§ EXERCISE DETAILS:
Write out the material exactly. Do not include the pictures.

§ Data items:
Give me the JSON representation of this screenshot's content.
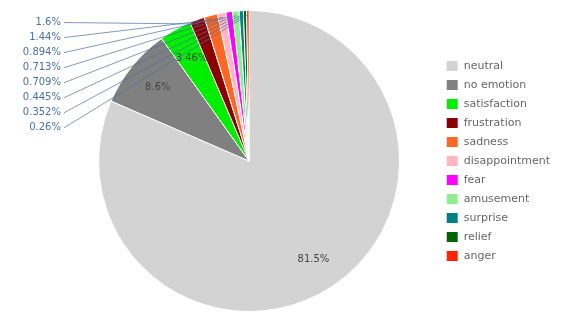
{
  "chart_data": {
    "type": "pie",
    "categories": [
      "neutral",
      "no emotion",
      "satisfaction",
      "frustration",
      "sadness",
      "disappointment",
      "fear",
      "amusement",
      "surprise",
      "relief",
      "anger"
    ],
    "values": [
      81.5,
      8.6,
      3.46,
      1.6,
      1.44,
      0.894,
      0.713,
      0.709,
      0.445,
      0.352,
      0.26
    ],
    "value_labels": [
      "81.5%",
      "8.6%",
      "3.46%",
      "1.6%",
      "1.44%",
      "0.894%",
      "0.713%",
      "0.709%",
      "0.445%",
      "0.352%",
      "0.26%"
    ],
    "colors": [
      "#d3d3d3",
      "#808080",
      "#00ee00",
      "#8b0000",
      "#ff6622",
      "#ffb6c1",
      "#ff00ff",
      "#90ee90",
      "#008080",
      "#006400",
      "#ff2200"
    ],
    "data_labels": true,
    "legend": "right"
  }
}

§ CORRECT OUTPUT:
Give me the JSON representation of this screenshot's content.
{
  "chart_data": {
    "type": "pie",
    "categories": [
      "neutral",
      "no emotion",
      "satisfaction",
      "frustration",
      "sadness",
      "disappointment",
      "fear",
      "amusement",
      "surprise",
      "relief",
      "anger"
    ],
    "values": [
      81.5,
      8.6,
      3.46,
      1.6,
      1.44,
      0.894,
      0.713,
      0.709,
      0.445,
      0.352,
      0.26
    ],
    "value_labels": [
      "81.5%",
      "8.6%",
      "3.46%",
      "1.6%",
      "1.44%",
      "0.894%",
      "0.713%",
      "0.709%",
      "0.445%",
      "0.352%",
      "0.26%"
    ],
    "colors": [
      "#d3d3d3",
      "#808080",
      "#00ee00",
      "#8b0000",
      "#ff6622",
      "#ffb6c1",
      "#ff00ff",
      "#90ee90",
      "#008080",
      "#006400",
      "#ff2200"
    ],
    "data_labels": true,
    "legend": "right"
  }
}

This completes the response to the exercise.